====== PROVIDED INFORMATION

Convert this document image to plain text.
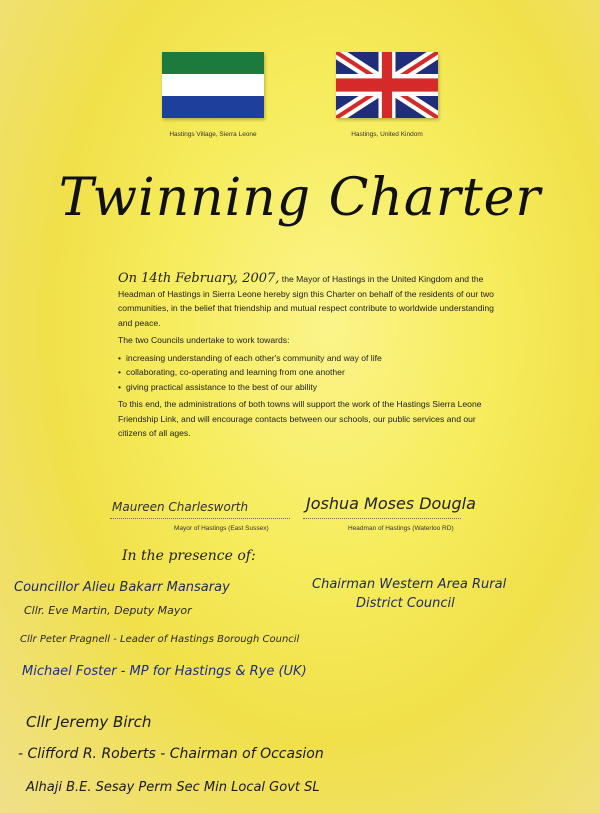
Hastings Village, Sierra Leone	Hastings, United Kindom
Twinning Charter

On 14th February, 2007, the Mayor of Hastings in the United Kingdom and the Headman of Hastings in Sierra Leone hereby sign this Charter on behalf of the residents of our two communities, in the belief that friendship and mutual respect contribute to worldwide understanding and peace.

The two Councils undertake to work towards:

• increasing understanding of each other's community and way of life
• collaborating, co-operating and learning from one another
• giving practical assistance to the best of our ability

To this end, the administrations of both towns will support the work of the Hastings Sierra Leone Friendship Link, and will encourage contacts between our schools, our public services and our citizens of all ages.

Maureen Charlesworth	Joshua Moses Dougla
Mayor of Hastings (East Sussex)	Headman of Hastings (Waterloo RD)
In the presence of:
Councillor Alieu Bakarr Mansaray	Chairman Western Area Rural
District Council
Cllr. Eve Martin, Deputy Mayor
Cllr Peter Pragnell - Leader of Hastings Borough Council
Michael Foster - MP for Hastings & Rye (UK)
Cllr Jeremy Birch
- Clifford R. Roberts - Chairman of Occasion
Alhaji B.E. Sesay Perm Sec Min Local Govt SL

============

> _SET EXERCISE_
Copy the material above exactly and drop the pictures.

> _RESPONSE TO THIS TASK_
Convert this document image to plain text.
Hastings Village, Sierra Leone	Hastings, United Kindom
Twinning Charter

On 14th February, 2007, the Mayor of Hastings in the United Kingdom and the Headman of Hastings in Sierra Leone hereby sign this Charter on behalf of the residents of our two communities, in the belief that friendship and mutual respect contribute to worldwide understanding and peace.

The two Councils undertake to work towards:

• increasing understanding of each other's community and way of life
• collaborating, co-operating and learning from one another
• giving practical assistance to the best of our ability

To this end, the administrations of both towns will support the work of the Hastings Sierra Leone Friendship Link, and will encourage contacts between our schools, our public services and our citizens of all ages.

Maureen Charlesworth	Joshua Moses Dougla
Mayor of Hastings (East Sussex)	Headman of Hastings (Waterloo RD)
In the presence of:
Councillor Alieu Bakarr Mansaray	Chairman Western Area Rural
District Council
Cllr. Eve Martin, Deputy Mayor
Cllr Peter Pragnell - Leader of Hastings Borough Council
Michael Foster - MP for Hastings & Rye (UK)
Cllr Jeremy Birch
- Clifford R. Roberts - Chairman of Occasion
Alhaji B.E. Sesay Perm Sec Min Local Govt SL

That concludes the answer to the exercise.